Aim of the task>
Review the listing and copy each line that holds the word "днів".

Records from a collection
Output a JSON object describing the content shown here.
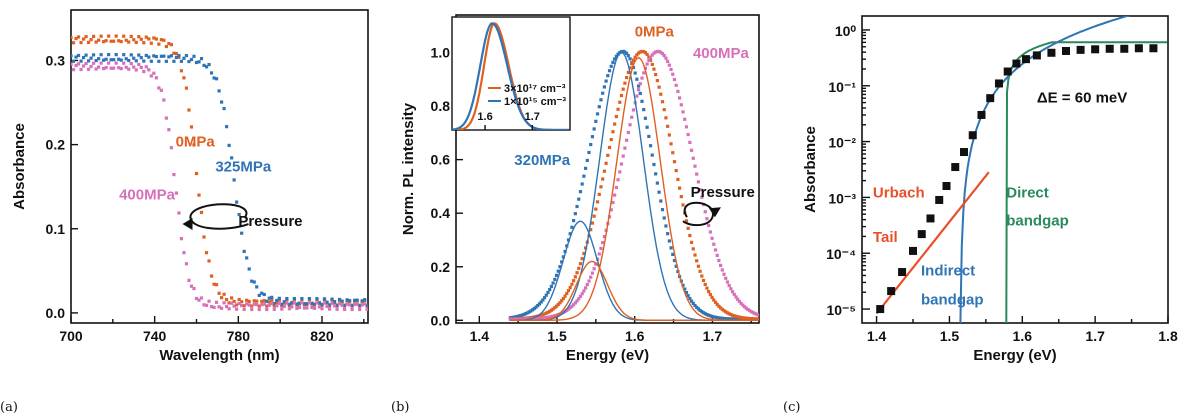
{
  "colors": {
    "zero": "#e06020",
    "p325": "#2f75b5",
    "p400": "#d670b8",
    "direct": "#2a8a5c",
    "urbach": "#e8502a",
    "black": "#111111"
  },
  "chart_data": [
    {
      "type": "line",
      "panel_label": "(a)",
      "xlabel": "Wavelength (nm)",
      "ylabel": "Absorbance",
      "xlim": [
        700,
        842
      ],
      "ylim": [
        -0.012,
        0.36
      ],
      "xticks": [
        700,
        740,
        780,
        820
      ],
      "xtick_labels": [
        "700",
        "740",
        "780",
        "820"
      ],
      "yticks": [
        0.0,
        0.1,
        0.2,
        0.3
      ],
      "ytick_labels": [
        "0.0",
        "0.1",
        "0.2",
        "0.3"
      ],
      "series": [
        {
          "name": "0MPa",
          "color": "#e06020",
          "plateau": 0.325,
          "edge_nm": 760,
          "width_nm": 3.4,
          "tail": 0.012
        },
        {
          "name": "325MPa",
          "color": "#2f75b5",
          "plateau": 0.303,
          "edge_nm": 778,
          "width_nm": 3.8,
          "tail": 0.013
        },
        {
          "name": "400MPa",
          "color": "#d670b8",
          "plateau": 0.293,
          "edge_nm": 750,
          "width_nm": 3.2,
          "tail": 0.008
        }
      ],
      "annotations": [
        {
          "text": "0MPa",
          "color": "#e06020",
          "x": 750,
          "y": 0.198
        },
        {
          "text": "325MPa",
          "color": "#2f75b5",
          "x": 769,
          "y": 0.168
        },
        {
          "text": "400MPa",
          "color": "#d670b8",
          "x": 723,
          "y": 0.135
        },
        {
          "text": "Pressure",
          "color": "#111111",
          "x": 780,
          "y": 0.103
        }
      ]
    },
    {
      "type": "line",
      "panel_label": "(b)",
      "xlabel": "Energy (eV)",
      "ylabel": "Norm. PL intensity",
      "xlim": [
        1.37,
        1.76
      ],
      "ylim": [
        -0.01,
        1.14
      ],
      "xticks": [
        1.4,
        1.5,
        1.6,
        1.7
      ],
      "xtick_labels": [
        "1.4",
        "1.5",
        "1.6",
        "1.7"
      ],
      "yticks": [
        0.0,
        0.2,
        0.4,
        0.6,
        0.8,
        1.0
      ],
      "ytick_labels": [
        "0.0",
        "0.2",
        "0.4",
        "0.6",
        "0.8",
        "1.0"
      ],
      "series": [
        {
          "name": "320MPa",
          "color": "#2f75b5",
          "peak_eV": 1.585,
          "sigma_left": 0.045,
          "sigma_right": 0.038
        },
        {
          "name": "0MPa",
          "color": "#e06020",
          "peak_eV": 1.61,
          "sigma_left": 0.045,
          "sigma_right": 0.04
        },
        {
          "name": "400MPa",
          "color": "#d670b8",
          "peak_eV": 1.63,
          "sigma_left": 0.045,
          "sigma_right": 0.045
        }
      ],
      "fits": [
        {
          "color": "#2f75b5",
          "center": 1.53,
          "amp": 0.37,
          "sigma": 0.022
        },
        {
          "color": "#2f75b5",
          "center": 1.583,
          "amp": 1.0,
          "sigma": 0.028
        },
        {
          "color": "#e06020",
          "center": 1.545,
          "amp": 0.22,
          "sigma": 0.02
        },
        {
          "color": "#e06020",
          "center": 1.605,
          "amp": 0.98,
          "sigma": 0.028
        }
      ],
      "annotations": [
        {
          "text": "0MPa",
          "color": "#e06020",
          "x": 1.6,
          "y": 1.06
        },
        {
          "text": "400MPa",
          "color": "#d670b8",
          "x": 1.675,
          "y": 0.98
        },
        {
          "text": "320MPa",
          "color": "#2f75b5",
          "x": 1.445,
          "y": 0.58
        },
        {
          "text": "Pressure",
          "color": "#111111",
          "x": 1.672,
          "y": 0.46
        }
      ],
      "inset": {
        "xlim": [
          1.53,
          1.78
        ],
        "ylim": [
          0,
          1.06
        ],
        "xtick_labels": [
          "1.6",
          "1.7"
        ],
        "series": [
          {
            "legend": "3×10¹⁷ cm⁻³",
            "color": "#e06020",
            "peak_eV": 1.62,
            "sigma_left": 0.022,
            "sigma_right": 0.03
          },
          {
            "legend": "1×10¹⁵ cm⁻³",
            "color": "#2f75b5",
            "peak_eV": 1.615,
            "sigma_left": 0.025,
            "sigma_right": 0.032
          }
        ]
      }
    },
    {
      "type": "scatter",
      "panel_label": "(c)",
      "xlabel": "Energy (eV)",
      "ylabel": "Absorbance",
      "yscale": "log",
      "xlim": [
        1.38,
        1.8
      ],
      "ylim_log10": [
        -5.25,
        0.25
      ],
      "xticks": [
        1.4,
        1.5,
        1.6,
        1.7,
        1.8
      ],
      "xtick_labels": [
        "1.4",
        "1.5",
        "1.6",
        "1.7",
        "1.8"
      ],
      "ytick_labels": [
        "10⁻⁵",
        "10⁻⁴",
        "10⁻³",
        "10⁻²",
        "10⁻¹",
        "10⁰"
      ],
      "data_points": [
        {
          "x": 1.405,
          "y": 1e-05
        },
        {
          "x": 1.42,
          "y": 2.1e-05
        },
        {
          "x": 1.435,
          "y": 4.6e-05
        },
        {
          "x": 1.45,
          "y": 0.00011
        },
        {
          "x": 1.462,
          "y": 0.00022
        },
        {
          "x": 1.474,
          "y": 0.00042
        },
        {
          "x": 1.486,
          "y": 0.0009
        },
        {
          "x": 1.496,
          "y": 0.0016
        },
        {
          "x": 1.508,
          "y": 0.0035
        },
        {
          "x": 1.52,
          "y": 0.0065
        },
        {
          "x": 1.532,
          "y": 0.013
        },
        {
          "x": 1.544,
          "y": 0.03
        },
        {
          "x": 1.556,
          "y": 0.06
        },
        {
          "x": 1.568,
          "y": 0.11
        },
        {
          "x": 1.58,
          "y": 0.18
        },
        {
          "x": 1.592,
          "y": 0.25
        },
        {
          "x": 1.605,
          "y": 0.3
        },
        {
          "x": 1.62,
          "y": 0.35
        },
        {
          "x": 1.64,
          "y": 0.39
        },
        {
          "x": 1.66,
          "y": 0.42
        },
        {
          "x": 1.68,
          "y": 0.44
        },
        {
          "x": 1.7,
          "y": 0.45
        },
        {
          "x": 1.72,
          "y": 0.46
        },
        {
          "x": 1.74,
          "y": 0.46
        },
        {
          "x": 1.76,
          "y": 0.47
        },
        {
          "x": 1.78,
          "y": 0.47
        }
      ],
      "annotations": [
        {
          "text": "ΔE = 60 meV",
          "color": "#111111",
          "x": 1.62,
          "y_log10": -1.3
        },
        {
          "text": "Urbach",
          "color": "#e8502a",
          "x": 1.395,
          "y_log10": -3.0
        },
        {
          "text": "Tail",
          "color": "#e8502a",
          "x": 1.395,
          "y_log10": -3.8
        },
        {
          "text": "Direct",
          "color": "#2a8a5c",
          "x": 1.578,
          "y_log10": -3.0
        },
        {
          "text": "bandgap",
          "color": "#2a8a5c",
          "x": 1.578,
          "y_log10": -3.5
        },
        {
          "text": "Indirect",
          "color": "#2f75b5",
          "x": 1.461,
          "y_log10": -4.4
        },
        {
          "text": "bandgap",
          "color": "#2f75b5",
          "x": 1.461,
          "y_log10": -4.92
        }
      ]
    }
  ]
}
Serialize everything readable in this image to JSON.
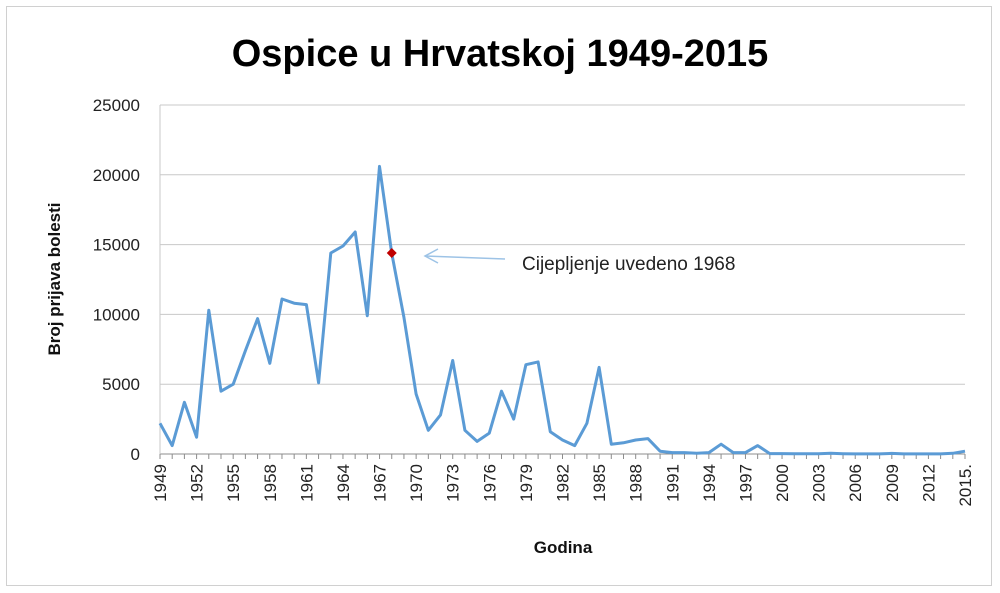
{
  "chart_data": {
    "type": "line",
    "title": "Ospice u Hrvatskoj 1949-2015",
    "xlabel": "Godina",
    "ylabel": "Broj prijava bolesti",
    "ylim": [
      0,
      25000
    ],
    "yticks": [
      0,
      5000,
      10000,
      15000,
      20000,
      25000
    ],
    "ytick_labels": [
      "0",
      "5000",
      "10000",
      "15000",
      "20000",
      "25000"
    ],
    "xtick_labels": [
      "1949",
      "1952",
      "1955",
      "1958",
      "1961",
      "1964",
      "1967",
      "1970",
      "1973",
      "1976",
      "1979",
      "1982",
      "1985",
      "1988",
      "1991",
      "1994",
      "1997",
      "2000",
      "2003",
      "2006",
      "2009",
      "2012",
      "2015."
    ],
    "grid": true,
    "series": [
      {
        "color": "#5b9bd5",
        "x": [
          1949,
          1950,
          1951,
          1952,
          1953,
          1954,
          1955,
          1956,
          1957,
          1958,
          1959,
          1960,
          1961,
          1962,
          1963,
          1964,
          1965,
          1966,
          1967,
          1968,
          1969,
          1970,
          1971,
          1972,
          1973,
          1974,
          1975,
          1976,
          1977,
          1978,
          1979,
          1980,
          1981,
          1982,
          1983,
          1984,
          1985,
          1986,
          1987,
          1988,
          1989,
          1990,
          1991,
          1992,
          1993,
          1994,
          1995,
          1996,
          1997,
          1998,
          1999,
          2000,
          2001,
          2002,
          2003,
          2004,
          2005,
          2006,
          2007,
          2008,
          2009,
          2010,
          2011,
          2012,
          2013,
          2014,
          2015
        ],
        "y": [
          2200,
          600,
          3700,
          1200,
          10300,
          4500,
          5000,
          7400,
          9700,
          6500,
          11100,
          10800,
          10700,
          5100,
          14400,
          14900,
          15900,
          9900,
          20600,
          14400,
          9800,
          4300,
          1700,
          2800,
          6700,
          1700,
          900,
          1500,
          4500,
          2500,
          6400,
          6600,
          1600,
          1000,
          600,
          2200,
          6200,
          700,
          800,
          1000,
          1100,
          200,
          100,
          100,
          50,
          100,
          700,
          100,
          100,
          600,
          30,
          30,
          20,
          20,
          20,
          50,
          20,
          10,
          5,
          5,
          40,
          10,
          5,
          5,
          5,
          50,
          200
        ]
      }
    ],
    "marker": {
      "x": 1968,
      "y": 14400,
      "color": "#c00000"
    },
    "annotation": {
      "text": "Cijepljenje uvedeno 1968",
      "arrow_color": "#9dc3e6"
    }
  }
}
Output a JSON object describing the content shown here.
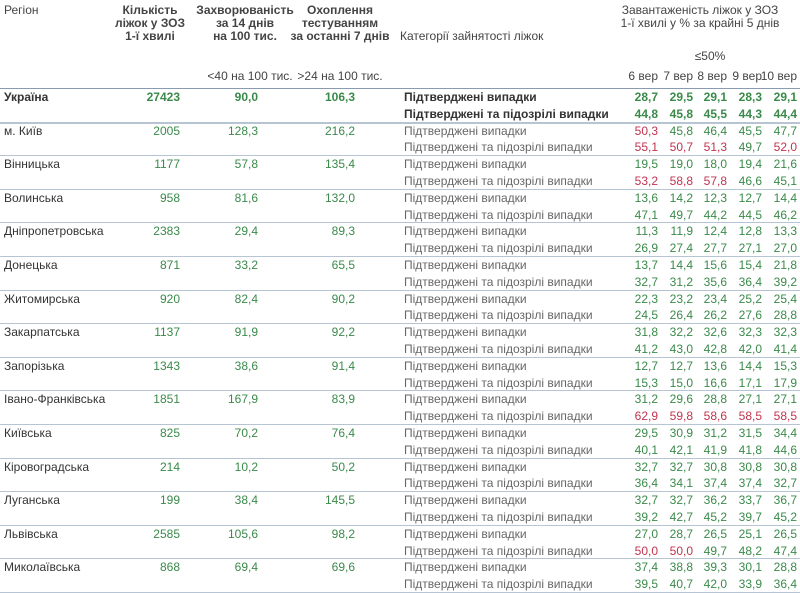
{
  "header": {
    "region": "Регіон",
    "beds": "Кількість\nліжок у ЗОЗ\n1-ї хвилі",
    "incidence": "Захворюваність\nза 14 днів\nна 100 тис.",
    "testing": "Охоплення\nтестуванням\nза останні 7 днів",
    "category": "Категорії зайнятості ліжок",
    "occupancy": "Завантаженість ліжок у ЗОЗ\n1-ї хвилі у % за крайні 5 днів",
    "incidence_threshold": "<40 на 100 тис.",
    "testing_threshold": ">24 на 100 тис.",
    "occupancy_threshold": "≤50%",
    "days": [
      "6 вер",
      "7 вер",
      "8 вер",
      "9 вер",
      "10 вер"
    ]
  },
  "rows": [
    {
      "region": "Україна",
      "beds": "27423",
      "incidence": "90,0",
      "testing": "106,3",
      "categories": [
        "Підтверджені випадки",
        "Підтверджені та підозрілі випадки"
      ],
      "occupancy": [
        [
          "28,7",
          "29,5",
          "29,1",
          "28,3",
          "29,1"
        ],
        [
          "44,8",
          "45,8",
          "45,5",
          "44,3",
          "44,4"
        ]
      ]
    },
    {
      "region": "м. Київ",
      "beds": "2005",
      "incidence": "128,3",
      "testing": "216,2",
      "categories": [
        "Підтверджені випадки",
        "Підтверджені та підозрілі випадки"
      ],
      "occupancy": [
        [
          "50,3",
          "45,8",
          "46,4",
          "45,5",
          "47,7"
        ],
        [
          "55,1",
          "50,7",
          "51,3",
          "49,7",
          "52,0"
        ]
      ]
    },
    {
      "region": "Вінницька",
      "beds": "1177",
      "incidence": "57,8",
      "testing": "135,4",
      "categories": [
        "Підтверджені випадки",
        "Підтверджені та підозрілі випадки"
      ],
      "occupancy": [
        [
          "19,5",
          "19,0",
          "18,0",
          "19,4",
          "21,6"
        ],
        [
          "53,2",
          "58,8",
          "57,8",
          "46,6",
          "45,1"
        ]
      ]
    },
    {
      "region": "Волинська",
      "beds": "958",
      "incidence": "81,6",
      "testing": "132,0",
      "categories": [
        "Підтверджені випадки",
        "Підтверджені та підозрілі випадки"
      ],
      "occupancy": [
        [
          "13,6",
          "14,2",
          "12,3",
          "12,7",
          "14,4"
        ],
        [
          "47,1",
          "49,7",
          "44,2",
          "44,5",
          "46,2"
        ]
      ]
    },
    {
      "region": "Дніпропетровська",
      "beds": "2383",
      "incidence": "29,4",
      "testing": "89,3",
      "categories": [
        "Підтверджені випадки",
        "Підтверджені та підозрілі випадки"
      ],
      "occupancy": [
        [
          "11,3",
          "11,9",
          "12,4",
          "12,8",
          "13,3"
        ],
        [
          "26,9",
          "27,4",
          "27,7",
          "27,1",
          "27,0"
        ]
      ]
    },
    {
      "region": "Донецька",
      "beds": "871",
      "incidence": "33,2",
      "testing": "65,5",
      "categories": [
        "Підтверджені випадки",
        "Підтверджені та підозрілі випадки"
      ],
      "occupancy": [
        [
          "13,7",
          "14,4",
          "15,6",
          "15,4",
          "21,8"
        ],
        [
          "32,7",
          "31,2",
          "35,6",
          "36,4",
          "39,2"
        ]
      ]
    },
    {
      "region": "Житомирська",
      "beds": "920",
      "incidence": "82,4",
      "testing": "90,2",
      "categories": [
        "Підтверджені випадки",
        "Підтверджені та підозрілі випадки"
      ],
      "occupancy": [
        [
          "22,3",
          "23,2",
          "23,4",
          "25,2",
          "25,4"
        ],
        [
          "24,5",
          "26,4",
          "26,2",
          "27,6",
          "28,8"
        ]
      ]
    },
    {
      "region": "Закарпатська",
      "beds": "1137",
      "incidence": "91,9",
      "testing": "92,2",
      "categories": [
        "Підтверджені випадки",
        "Підтверджені та підозрілі випадки"
      ],
      "occupancy": [
        [
          "31,8",
          "32,2",
          "32,6",
          "32,3",
          "32,3"
        ],
        [
          "41,2",
          "43,0",
          "42,8",
          "42,0",
          "41,4"
        ]
      ]
    },
    {
      "region": "Запорізька",
      "beds": "1343",
      "incidence": "38,6",
      "testing": "91,4",
      "categories": [
        "Підтверджені випадки",
        "Підтверджені та підозрілі випадки"
      ],
      "occupancy": [
        [
          "12,7",
          "12,7",
          "13,6",
          "14,4",
          "15,3"
        ],
        [
          "15,3",
          "15,0",
          "16,6",
          "17,1",
          "17,9"
        ]
      ]
    },
    {
      "region": "Івано-Франківська",
      "beds": "1851",
      "incidence": "167,9",
      "testing": "83,9",
      "categories": [
        "Підтверджені випадки",
        "Підтверджені та підозрілі випадки"
      ],
      "occupancy": [
        [
          "31,2",
          "29,6",
          "28,8",
          "27,1",
          "27,1"
        ],
        [
          "62,9",
          "59,8",
          "58,6",
          "58,5",
          "58,5"
        ]
      ]
    },
    {
      "region": "Київська",
      "beds": "825",
      "incidence": "70,2",
      "testing": "76,4",
      "categories": [
        "Підтверджені випадки",
        "Підтверджені та підозрілі випадки"
      ],
      "occupancy": [
        [
          "29,5",
          "30,9",
          "31,2",
          "31,5",
          "34,4"
        ],
        [
          "40,1",
          "42,1",
          "41,9",
          "41,8",
          "44,6"
        ]
      ]
    },
    {
      "region": "Кіровоградська",
      "beds": "214",
      "incidence": "10,2",
      "testing": "50,2",
      "categories": [
        "Підтверджені випадки",
        "Підтверджені та підозрілі випадки"
      ],
      "occupancy": [
        [
          "32,7",
          "32,7",
          "30,8",
          "30,8",
          "30,8"
        ],
        [
          "36,4",
          "34,1",
          "37,4",
          "37,4",
          "32,7"
        ]
      ]
    },
    {
      "region": "Луганська",
      "beds": "199",
      "incidence": "38,4",
      "testing": "145,5",
      "categories": [
        "Підтверджені випадки",
        "Підтверджені та підозрілі випадки"
      ],
      "occupancy": [
        [
          "32,7",
          "32,7",
          "36,2",
          "33,7",
          "36,7"
        ],
        [
          "39,2",
          "42,7",
          "45,2",
          "39,7",
          "45,2"
        ]
      ]
    },
    {
      "region": "Львівська",
      "beds": "2585",
      "incidence": "105,6",
      "testing": "98,2",
      "categories": [
        "Підтверджені випадки",
        "Підтверджені та підозрілі випадки"
      ],
      "occupancy": [
        [
          "27,0",
          "28,7",
          "26,5",
          "25,1",
          "26,5"
        ],
        [
          "50,0",
          "50,0",
          "49,7",
          "48,2",
          "47,4"
        ]
      ]
    },
    {
      "region": "Миколаївська",
      "beds": "868",
      "incidence": "69,4",
      "testing": "69,6",
      "categories": [
        "Підтверджені випадки",
        "Підтверджені та підозрілі випадки"
      ],
      "occupancy": [
        [
          "37,4",
          "38,8",
          "39,3",
          "30,1",
          "28,8"
        ],
        [
          "39,5",
          "40,7",
          "42,0",
          "33,9",
          "36,4"
        ]
      ]
    }
  ]
}
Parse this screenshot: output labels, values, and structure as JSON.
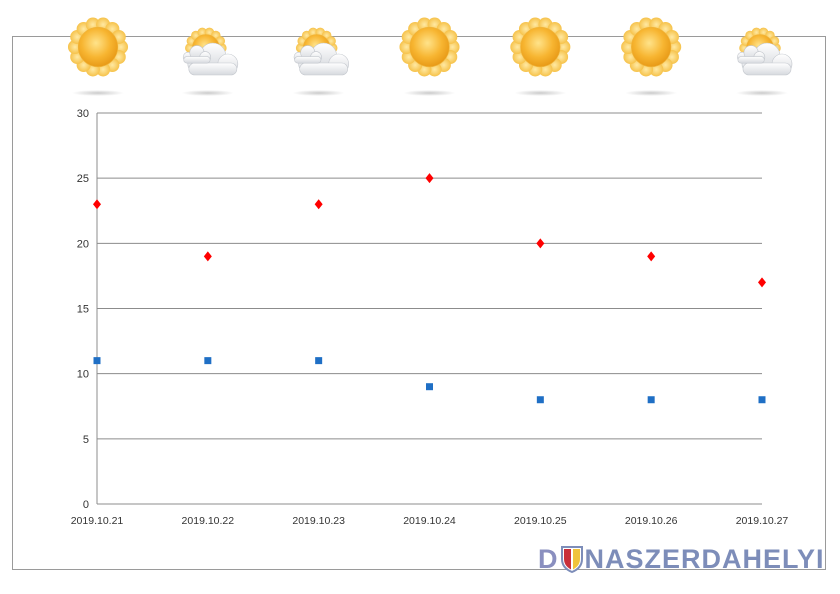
{
  "chart_data": {
    "type": "scatter",
    "categories": [
      "2019.10.21",
      "2019.10.22",
      "2019.10.23",
      "2019.10.24",
      "2019.10.25",
      "2019.10.26",
      "2019.10.27"
    ],
    "weather_icons": [
      "sun-icon",
      "sun-behind-cloud-icon",
      "sun-behind-cloud-icon",
      "sun-icon",
      "sun-icon",
      "sun-icon",
      "sun-behind-cloud-icon"
    ],
    "series": [
      {
        "values": [
          23,
          19,
          23,
          25,
          20,
          19,
          17
        ],
        "color": "#ff0000",
        "marker": "diamond"
      },
      {
        "values": [
          11,
          11,
          11,
          9,
          8,
          8,
          8
        ],
        "color": "#1f6fc5",
        "marker": "square"
      }
    ],
    "ylim": [
      0,
      30
    ],
    "yticks": [
      0,
      5,
      10,
      15,
      20,
      25,
      30
    ],
    "grid": true
  },
  "branding": {
    "logo_part1": "D",
    "logo_part2": "NASZERDAHELYI"
  }
}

Written response>
    "incidence": "Захворюваність\nза 14 днів\nна 100 тис.",
    "testing": "Охоплення\nтестуванням\nза останні 7 днів",
    "occupancy": "Завантаженість ліжок у ЗОЗ\n1-ї хвилі у % за крайні 5 днів",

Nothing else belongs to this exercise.